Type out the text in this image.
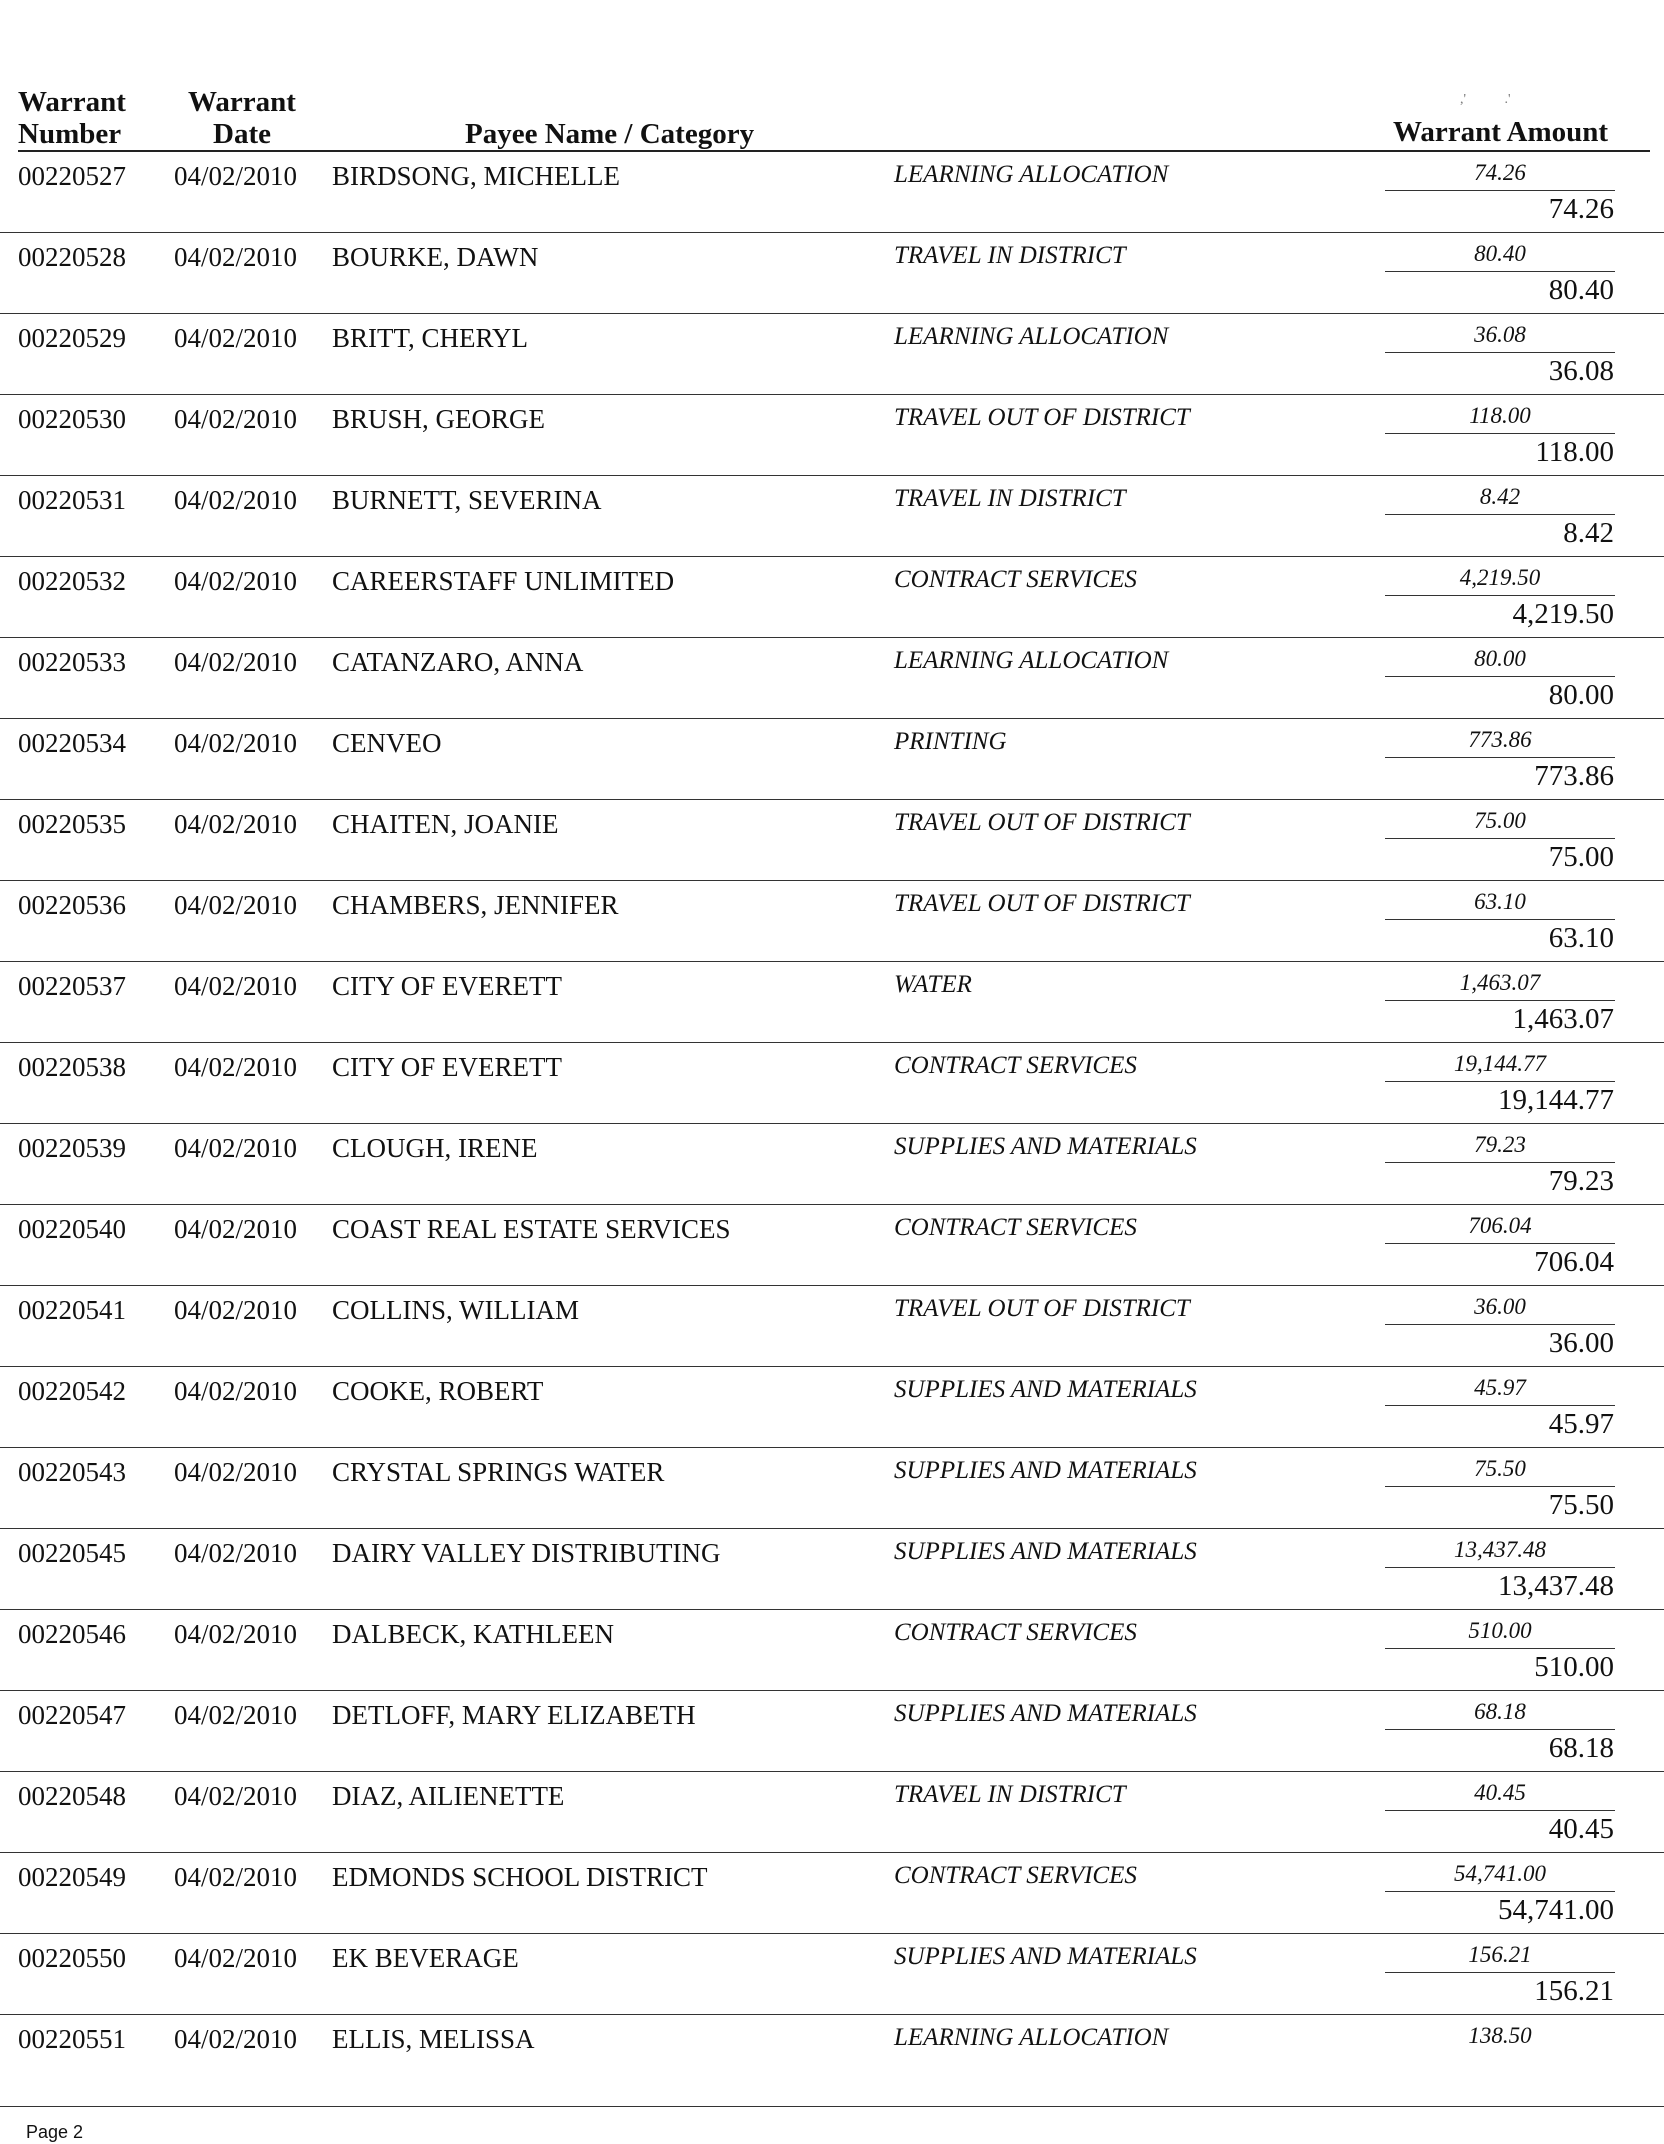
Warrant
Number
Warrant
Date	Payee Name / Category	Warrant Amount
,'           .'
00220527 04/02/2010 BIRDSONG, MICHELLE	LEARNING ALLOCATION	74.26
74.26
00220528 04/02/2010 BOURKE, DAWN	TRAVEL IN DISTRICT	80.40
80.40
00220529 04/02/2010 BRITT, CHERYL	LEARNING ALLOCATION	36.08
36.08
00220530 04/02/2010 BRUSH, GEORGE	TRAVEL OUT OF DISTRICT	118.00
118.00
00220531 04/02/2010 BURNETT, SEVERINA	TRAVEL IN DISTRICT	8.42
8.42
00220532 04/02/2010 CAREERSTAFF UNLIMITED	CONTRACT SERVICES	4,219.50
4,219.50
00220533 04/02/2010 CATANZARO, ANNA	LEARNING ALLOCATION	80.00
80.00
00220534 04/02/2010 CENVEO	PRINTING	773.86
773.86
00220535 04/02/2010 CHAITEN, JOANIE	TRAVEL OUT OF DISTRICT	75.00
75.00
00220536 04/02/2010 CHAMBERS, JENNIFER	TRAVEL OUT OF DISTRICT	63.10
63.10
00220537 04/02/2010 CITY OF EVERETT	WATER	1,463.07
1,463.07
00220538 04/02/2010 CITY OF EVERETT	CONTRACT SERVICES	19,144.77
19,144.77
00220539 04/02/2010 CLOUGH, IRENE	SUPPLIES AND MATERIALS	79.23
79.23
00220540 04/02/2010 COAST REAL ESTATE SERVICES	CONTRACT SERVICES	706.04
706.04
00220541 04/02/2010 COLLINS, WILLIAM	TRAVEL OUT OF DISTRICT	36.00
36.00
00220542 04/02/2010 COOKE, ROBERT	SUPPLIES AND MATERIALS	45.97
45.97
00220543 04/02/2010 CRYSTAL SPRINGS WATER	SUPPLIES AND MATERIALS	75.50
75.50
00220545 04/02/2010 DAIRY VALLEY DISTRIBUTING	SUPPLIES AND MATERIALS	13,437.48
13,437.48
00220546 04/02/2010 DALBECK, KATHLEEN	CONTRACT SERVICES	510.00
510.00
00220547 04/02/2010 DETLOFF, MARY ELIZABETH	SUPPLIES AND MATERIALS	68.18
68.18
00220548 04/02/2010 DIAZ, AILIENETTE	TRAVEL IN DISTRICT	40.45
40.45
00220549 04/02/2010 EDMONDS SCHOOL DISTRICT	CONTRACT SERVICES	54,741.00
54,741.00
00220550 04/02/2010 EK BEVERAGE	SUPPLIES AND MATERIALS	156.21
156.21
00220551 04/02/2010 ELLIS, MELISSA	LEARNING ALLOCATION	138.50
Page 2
▬▬▬
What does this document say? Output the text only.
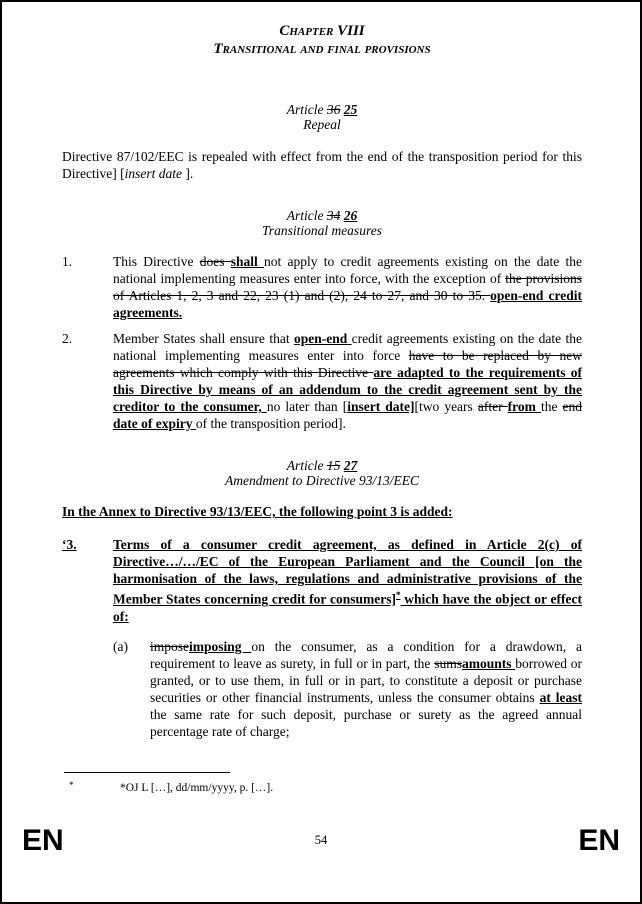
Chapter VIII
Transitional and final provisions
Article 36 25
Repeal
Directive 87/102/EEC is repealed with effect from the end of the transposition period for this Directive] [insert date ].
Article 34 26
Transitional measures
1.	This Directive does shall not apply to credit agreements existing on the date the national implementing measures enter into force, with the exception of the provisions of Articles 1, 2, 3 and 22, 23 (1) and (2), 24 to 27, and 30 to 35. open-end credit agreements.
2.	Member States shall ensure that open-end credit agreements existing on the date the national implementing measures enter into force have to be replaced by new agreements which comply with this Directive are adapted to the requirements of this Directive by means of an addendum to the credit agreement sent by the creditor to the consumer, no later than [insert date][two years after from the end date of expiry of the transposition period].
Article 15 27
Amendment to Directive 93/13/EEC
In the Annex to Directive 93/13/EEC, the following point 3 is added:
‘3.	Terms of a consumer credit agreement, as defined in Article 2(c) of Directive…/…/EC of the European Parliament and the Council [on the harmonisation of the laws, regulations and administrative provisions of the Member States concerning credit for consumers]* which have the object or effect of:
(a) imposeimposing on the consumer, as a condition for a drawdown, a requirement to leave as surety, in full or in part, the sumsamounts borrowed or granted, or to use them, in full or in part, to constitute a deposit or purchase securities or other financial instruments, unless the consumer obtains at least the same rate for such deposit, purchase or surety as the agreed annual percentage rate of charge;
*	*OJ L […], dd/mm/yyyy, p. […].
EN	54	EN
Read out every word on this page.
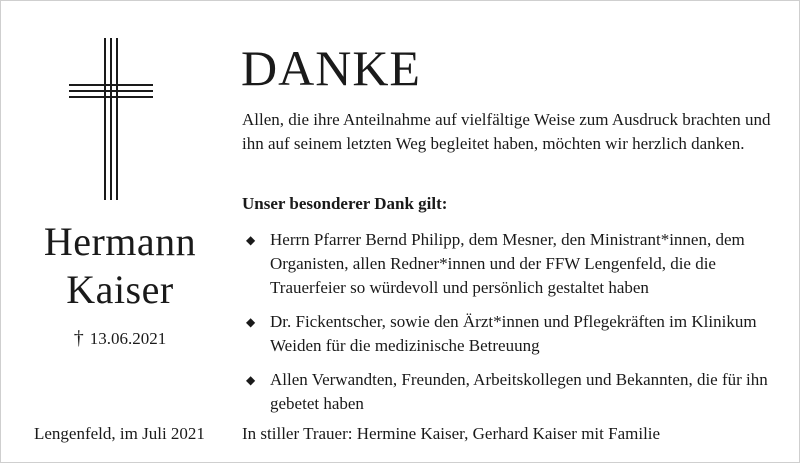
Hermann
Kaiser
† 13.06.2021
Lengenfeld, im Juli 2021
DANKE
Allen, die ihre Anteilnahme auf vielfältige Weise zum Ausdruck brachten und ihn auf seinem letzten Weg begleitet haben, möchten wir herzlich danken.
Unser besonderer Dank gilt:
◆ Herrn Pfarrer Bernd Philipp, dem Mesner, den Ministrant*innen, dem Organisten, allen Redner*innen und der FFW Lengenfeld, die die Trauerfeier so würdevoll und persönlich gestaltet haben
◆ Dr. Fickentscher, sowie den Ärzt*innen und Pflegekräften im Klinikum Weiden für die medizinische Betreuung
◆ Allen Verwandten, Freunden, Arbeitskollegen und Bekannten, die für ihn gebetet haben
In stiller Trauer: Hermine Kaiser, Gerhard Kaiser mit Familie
▬▬▬
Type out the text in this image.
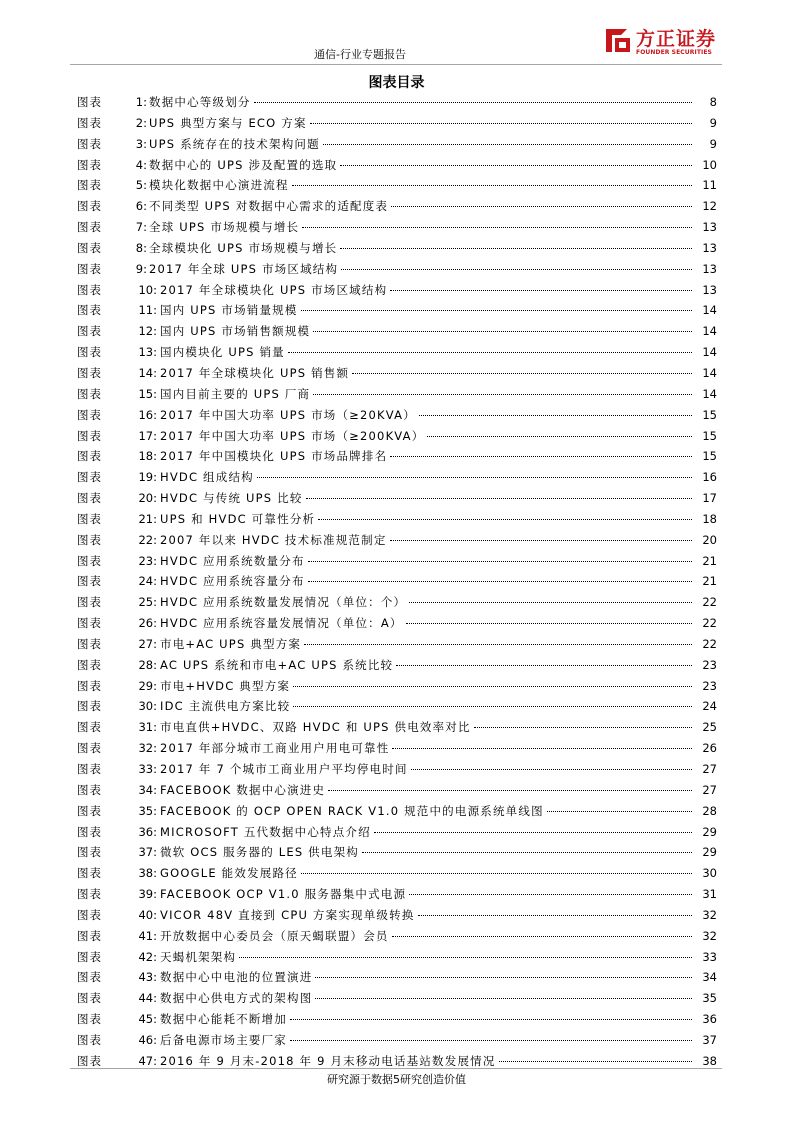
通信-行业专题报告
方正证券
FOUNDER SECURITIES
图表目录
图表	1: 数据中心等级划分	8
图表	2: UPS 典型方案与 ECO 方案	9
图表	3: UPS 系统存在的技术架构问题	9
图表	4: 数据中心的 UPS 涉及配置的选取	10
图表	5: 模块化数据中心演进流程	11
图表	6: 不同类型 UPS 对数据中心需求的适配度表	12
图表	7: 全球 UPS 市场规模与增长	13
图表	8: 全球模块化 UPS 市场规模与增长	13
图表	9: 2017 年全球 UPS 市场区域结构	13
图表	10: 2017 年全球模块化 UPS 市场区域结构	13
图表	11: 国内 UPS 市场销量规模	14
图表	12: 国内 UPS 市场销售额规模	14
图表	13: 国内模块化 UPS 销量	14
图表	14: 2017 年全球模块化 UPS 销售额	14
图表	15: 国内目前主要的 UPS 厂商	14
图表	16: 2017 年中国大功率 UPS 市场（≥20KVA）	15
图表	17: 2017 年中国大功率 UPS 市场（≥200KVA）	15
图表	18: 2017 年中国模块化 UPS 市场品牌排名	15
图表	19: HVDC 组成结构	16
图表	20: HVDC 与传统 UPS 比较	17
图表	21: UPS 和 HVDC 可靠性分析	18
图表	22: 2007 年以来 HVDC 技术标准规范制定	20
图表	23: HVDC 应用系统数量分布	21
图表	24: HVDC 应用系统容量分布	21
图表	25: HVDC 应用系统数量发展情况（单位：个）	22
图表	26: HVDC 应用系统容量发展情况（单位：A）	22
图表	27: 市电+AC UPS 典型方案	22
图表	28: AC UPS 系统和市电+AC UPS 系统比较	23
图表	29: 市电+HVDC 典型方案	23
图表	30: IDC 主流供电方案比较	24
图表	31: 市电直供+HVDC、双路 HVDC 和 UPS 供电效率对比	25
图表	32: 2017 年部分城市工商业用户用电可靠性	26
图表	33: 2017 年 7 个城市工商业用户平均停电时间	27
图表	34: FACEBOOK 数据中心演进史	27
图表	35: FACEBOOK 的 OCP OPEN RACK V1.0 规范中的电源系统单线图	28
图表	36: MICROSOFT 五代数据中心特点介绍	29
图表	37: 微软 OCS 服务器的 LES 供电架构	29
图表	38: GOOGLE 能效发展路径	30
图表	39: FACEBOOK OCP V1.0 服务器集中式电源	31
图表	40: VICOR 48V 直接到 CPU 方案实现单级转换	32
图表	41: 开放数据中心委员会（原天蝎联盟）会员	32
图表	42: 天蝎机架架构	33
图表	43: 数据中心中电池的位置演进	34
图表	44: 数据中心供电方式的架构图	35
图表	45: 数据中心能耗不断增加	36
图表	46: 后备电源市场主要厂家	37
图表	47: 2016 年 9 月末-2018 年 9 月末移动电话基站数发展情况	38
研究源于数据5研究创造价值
▬▬▬
Look over the listing. Pull out every line with the string "Lengenfeld" in it.

Lengenfeld, im Juli 2021
◆ Herrn Pfarrer Bernd Philipp, dem Mesner, den Ministrant*innen, dem Organisten, allen Redner*innen und der FFW Lengenfeld, die die Trauerfeier so würdevoll und persönlich gestaltet haben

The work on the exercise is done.